**WRITTEN TASK:** Wherever the word "Parse" appears in a line, extract that line.

Data entries for graphics
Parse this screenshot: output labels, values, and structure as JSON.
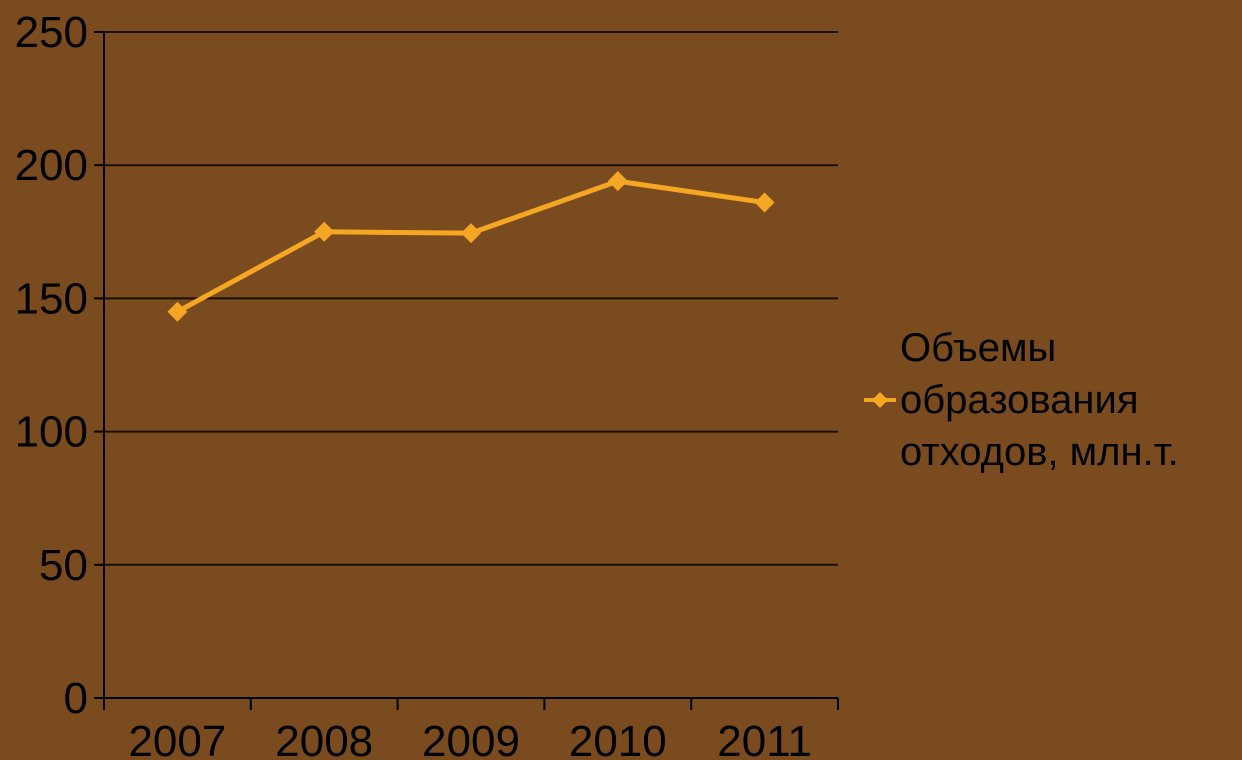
{
  "chart_data": {
    "type": "line",
    "categories": [
      "2007",
      "2008",
      "2009",
      "2010",
      "2011"
    ],
    "series": [
      {
        "name": "Объемы образования отходов, млн.т.",
        "values": [
          145,
          175,
          174.5,
          194,
          186
        ],
        "color": "#f5a623"
      }
    ],
    "y_ticks": [
      0,
      50,
      100,
      150,
      200,
      250
    ],
    "ylim": [
      0,
      250
    ],
    "grid": true,
    "legend_position": "right",
    "background_color": "#7a4b1e",
    "axis_color": "#000000",
    "gridline_color": "#1a0f05"
  },
  "legend": {
    "lines": [
      "Объемы",
      "образования",
      "отходов, млн.т."
    ]
  }
}
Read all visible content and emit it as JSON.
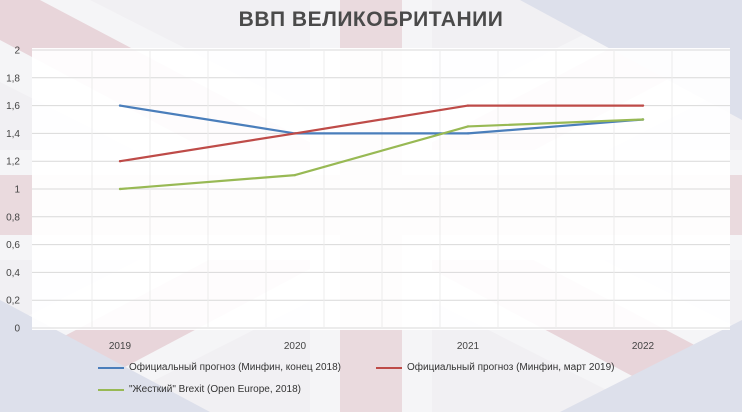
{
  "chart_data": {
    "type": "line",
    "title": "ВВП ВЕЛИКОБРИТАНИИ",
    "xlabel": "",
    "ylabel": "",
    "categories": [
      "2019",
      "2020",
      "2021",
      "2022"
    ],
    "y_ticks": [
      "0",
      "0,2",
      "0,4",
      "0,6",
      "0,8",
      "1",
      "1,2",
      "1,4",
      "1,6",
      "1,8",
      "2"
    ],
    "ylim": [
      0,
      2
    ],
    "grid": true,
    "legend_position": "bottom",
    "series": [
      {
        "name": "Официальный прогноз (Минфин, конец 2018)",
        "color": "#4a7ebb",
        "values": [
          1.6,
          1.4,
          1.4,
          1.5
        ]
      },
      {
        "name": "Официальный прогноз (Минфин, март 2019)",
        "color": "#be4b48",
        "values": [
          1.2,
          1.4,
          1.6,
          1.6
        ]
      },
      {
        "name": "\"Жесткий\" Brexit (Open Europe, 2018)",
        "color": "#98b954",
        "values": [
          1.0,
          1.1,
          1.45,
          1.5
        ]
      }
    ]
  }
}
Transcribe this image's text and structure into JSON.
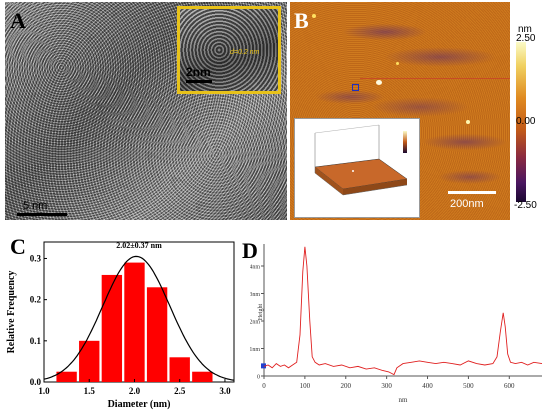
{
  "panels": {
    "a": {
      "letter": "A",
      "scale_label": "5 nm",
      "inset_scale_label": "2nm",
      "inset_measure": "d=0.2 nm"
    },
    "b": {
      "letter": "B",
      "scale_label": "200nm",
      "colorbar": {
        "unit": "nm",
        "max": "2.50",
        "mid": "0.00",
        "min": "-2.50"
      }
    },
    "c": {
      "letter": "C"
    },
    "d": {
      "letter": "D"
    }
  },
  "chart_data": [
    {
      "type": "bar",
      "panel": "C",
      "annotation": "2.02±0.37 nm",
      "xlabel": "Diameter (nm)",
      "ylabel": "Relative Frequency",
      "categories": [
        1.25,
        1.5,
        1.75,
        2.0,
        2.25,
        2.5,
        2.75,
        3.0
      ],
      "values": [
        0.025,
        0.1,
        0.26,
        0.29,
        0.23,
        0.06,
        0.025,
        0
      ],
      "bars": [
        [
          1.25,
          0.025
        ],
        [
          1.5,
          0.1
        ],
        [
          1.75,
          0.26
        ],
        [
          2.0,
          0.29
        ],
        [
          2.25,
          0.23
        ],
        [
          2.5,
          0.06
        ],
        [
          2.75,
          0.025
        ]
      ],
      "fit_curve": {
        "mean": 2.02,
        "sigma": 0.37,
        "peak": 0.305
      },
      "xlim": [
        1.0,
        3.1
      ],
      "ylim": [
        0,
        0.34
      ],
      "xticks": [
        "1.0",
        "1.5",
        "2.0",
        "2.5",
        "3.0"
      ],
      "yticks": [
        "0.0",
        "0.1",
        "0.2",
        "0.3"
      ],
      "bar_color": "#ff0000"
    },
    {
      "type": "line",
      "panel": "D",
      "xlabel": "nm",
      "ylabel": "Height",
      "xlim": [
        0,
        680
      ],
      "ylim": [
        0,
        4.8
      ],
      "xticks": [
        "0",
        "100",
        "200",
        "300",
        "400",
        "500",
        "600"
      ],
      "yticks": [
        "0",
        "1nm",
        "2nm",
        "3nm",
        "4nm"
      ],
      "line_color": "#e02020",
      "series": [
        {
          "values_xy": [
            [
              0,
              0.35
            ],
            [
              10,
              0.4
            ],
            [
              20,
              0.3
            ],
            [
              30,
              0.45
            ],
            [
              40,
              0.35
            ],
            [
              50,
              0.4
            ],
            [
              60,
              0.3
            ],
            [
              70,
              0.4
            ],
            [
              80,
              0.5
            ],
            [
              88,
              1.5
            ],
            [
              95,
              3.8
            ],
            [
              100,
              4.7
            ],
            [
              105,
              4.0
            ],
            [
              112,
              2.0
            ],
            [
              118,
              0.7
            ],
            [
              125,
              0.5
            ],
            [
              135,
              0.4
            ],
            [
              150,
              0.45
            ],
            [
              170,
              0.35
            ],
            [
              190,
              0.4
            ],
            [
              210,
              0.3
            ],
            [
              230,
              0.35
            ],
            [
              250,
              0.25
            ],
            [
              270,
              0.3
            ],
            [
              290,
              0.2
            ],
            [
              305,
              0.15
            ],
            [
              318,
              0.05
            ],
            [
              325,
              0.3
            ],
            [
              340,
              0.45
            ],
            [
              360,
              0.5
            ],
            [
              380,
              0.55
            ],
            [
              400,
              0.5
            ],
            [
              420,
              0.45
            ],
            [
              440,
              0.5
            ],
            [
              460,
              0.45
            ],
            [
              480,
              0.4
            ],
            [
              500,
              0.55
            ],
            [
              520,
              0.45
            ],
            [
              540,
              0.4
            ],
            [
              560,
              0.45
            ],
            [
              570,
              0.7
            ],
            [
              578,
              1.6
            ],
            [
              585,
              2.3
            ],
            [
              590,
              1.8
            ],
            [
              596,
              0.8
            ],
            [
              603,
              0.5
            ],
            [
              615,
              0.45
            ],
            [
              630,
              0.5
            ],
            [
              645,
              0.4
            ],
            [
              660,
              0.5
            ],
            [
              680,
              0.45
            ]
          ]
        }
      ]
    }
  ]
}
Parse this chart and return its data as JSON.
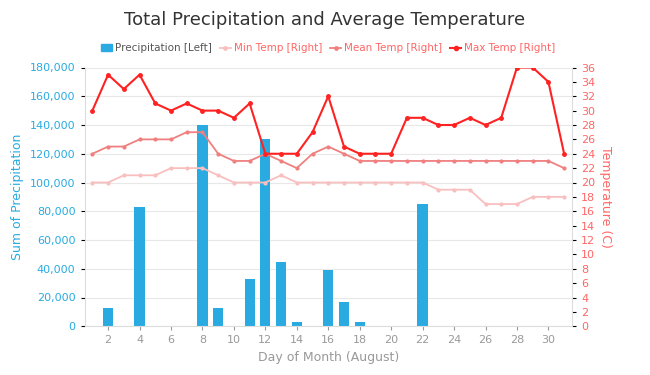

**WRITTEN SOLUTION:**
Parse this screenshot: output labels, values, and structure as JSON.
Parse this chart and return its data as JSON.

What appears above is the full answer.